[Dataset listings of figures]
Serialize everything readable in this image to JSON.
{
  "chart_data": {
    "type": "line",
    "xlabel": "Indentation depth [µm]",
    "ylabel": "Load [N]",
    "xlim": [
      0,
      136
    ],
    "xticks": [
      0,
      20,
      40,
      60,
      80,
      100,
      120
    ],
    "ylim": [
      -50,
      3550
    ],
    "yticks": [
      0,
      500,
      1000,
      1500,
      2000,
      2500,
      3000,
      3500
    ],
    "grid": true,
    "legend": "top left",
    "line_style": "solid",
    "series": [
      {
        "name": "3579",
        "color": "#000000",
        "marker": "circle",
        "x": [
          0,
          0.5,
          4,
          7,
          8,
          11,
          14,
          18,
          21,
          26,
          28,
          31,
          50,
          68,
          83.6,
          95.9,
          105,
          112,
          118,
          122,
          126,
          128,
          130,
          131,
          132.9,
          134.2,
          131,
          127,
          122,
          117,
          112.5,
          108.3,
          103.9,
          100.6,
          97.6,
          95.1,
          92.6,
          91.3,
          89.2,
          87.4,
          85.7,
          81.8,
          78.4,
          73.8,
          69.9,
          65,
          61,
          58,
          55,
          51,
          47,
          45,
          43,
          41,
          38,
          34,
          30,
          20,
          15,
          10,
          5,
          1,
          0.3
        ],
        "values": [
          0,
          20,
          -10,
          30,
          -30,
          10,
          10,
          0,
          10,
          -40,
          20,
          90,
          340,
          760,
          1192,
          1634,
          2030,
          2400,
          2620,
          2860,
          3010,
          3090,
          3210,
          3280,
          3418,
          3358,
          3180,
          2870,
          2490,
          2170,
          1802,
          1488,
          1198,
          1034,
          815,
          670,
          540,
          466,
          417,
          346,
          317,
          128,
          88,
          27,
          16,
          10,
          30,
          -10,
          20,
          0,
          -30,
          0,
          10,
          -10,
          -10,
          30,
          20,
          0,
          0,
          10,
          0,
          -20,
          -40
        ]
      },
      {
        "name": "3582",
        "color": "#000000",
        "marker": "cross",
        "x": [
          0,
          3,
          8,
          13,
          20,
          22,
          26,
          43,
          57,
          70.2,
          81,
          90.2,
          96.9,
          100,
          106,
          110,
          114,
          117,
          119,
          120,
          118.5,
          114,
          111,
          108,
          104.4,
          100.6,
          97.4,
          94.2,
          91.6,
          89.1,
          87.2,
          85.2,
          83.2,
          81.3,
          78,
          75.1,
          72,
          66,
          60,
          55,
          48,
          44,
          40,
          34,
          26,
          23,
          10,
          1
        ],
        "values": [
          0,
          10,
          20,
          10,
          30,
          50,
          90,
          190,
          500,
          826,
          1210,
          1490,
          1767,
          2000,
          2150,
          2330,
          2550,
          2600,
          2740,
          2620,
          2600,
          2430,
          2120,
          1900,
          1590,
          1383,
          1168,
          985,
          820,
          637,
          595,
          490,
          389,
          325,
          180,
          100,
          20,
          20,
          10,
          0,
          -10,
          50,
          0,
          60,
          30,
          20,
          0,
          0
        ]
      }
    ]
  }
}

TASK DETAILS:
All of the material must be reproduced exactly.

SOLUTION TO THIS TASK:
Serialize everything readable in this image to JSON.
{
  "chart_data": {
    "type": "line",
    "xlabel": "Indentation depth [µm]",
    "ylabel": "Load [N]",
    "xlim": [
      0,
      136
    ],
    "xticks": [
      0,
      20,
      40,
      60,
      80,
      100,
      120
    ],
    "ylim": [
      -50,
      3550
    ],
    "yticks": [
      0,
      500,
      1000,
      1500,
      2000,
      2500,
      3000,
      3500
    ],
    "grid": true,
    "legend": "top left",
    "line_style": "solid",
    "series": [
      {
        "name": "3579",
        "color": "#000000",
        "marker": "circle",
        "x": [
          0,
          0.5,
          4,
          7,
          8,
          11,
          14,
          18,
          21,
          26,
          28,
          31,
          50,
          68,
          83.6,
          95.9,
          105,
          112,
          118,
          122,
          126,
          128,
          130,
          131,
          132.9,
          134.2,
          131,
          127,
          122,
          117,
          112.5,
          108.3,
          103.9,
          100.6,
          97.6,
          95.1,
          92.6,
          91.3,
          89.2,
          87.4,
          85.7,
          81.8,
          78.4,
          73.8,
          69.9,
          65,
          61,
          58,
          55,
          51,
          47,
          45,
          43,
          41,
          38,
          34,
          30,
          20,
          15,
          10,
          5,
          1,
          0.3
        ],
        "values": [
          0,
          20,
          -10,
          30,
          -30,
          10,
          10,
          0,
          10,
          -40,
          20,
          90,
          340,
          760,
          1192,
          1634,
          2030,
          2400,
          2620,
          2860,
          3010,
          3090,
          3210,
          3280,
          3418,
          3358,
          3180,
          2870,
          2490,
          2170,
          1802,
          1488,
          1198,
          1034,
          815,
          670,
          540,
          466,
          417,
          346,
          317,
          128,
          88,
          27,
          16,
          10,
          30,
          -10,
          20,
          0,
          -30,
          0,
          10,
          -10,
          -10,
          30,
          20,
          0,
          0,
          10,
          0,
          -20,
          -40
        ]
      },
      {
        "name": "3582",
        "color": "#000000",
        "marker": "cross",
        "x": [
          0,
          3,
          8,
          13,
          20,
          22,
          26,
          43,
          57,
          70.2,
          81,
          90.2,
          96.9,
          100,
          106,
          110,
          114,
          117,
          119,
          120,
          118.5,
          114,
          111,
          108,
          104.4,
          100.6,
          97.4,
          94.2,
          91.6,
          89.1,
          87.2,
          85.2,
          83.2,
          81.3,
          78,
          75.1,
          72,
          66,
          60,
          55,
          48,
          44,
          40,
          34,
          26,
          23,
          10,
          1
        ],
        "values": [
          0,
          10,
          20,
          10,
          30,
          50,
          90,
          190,
          500,
          826,
          1210,
          1490,
          1767,
          2000,
          2150,
          2330,
          2550,
          2600,
          2740,
          2620,
          2600,
          2430,
          2120,
          1900,
          1590,
          1383,
          1168,
          985,
          820,
          637,
          595,
          490,
          389,
          325,
          180,
          100,
          20,
          20,
          10,
          0,
          -10,
          50,
          0,
          60,
          30,
          20,
          0,
          0
        ]
      }
    ]
  }
}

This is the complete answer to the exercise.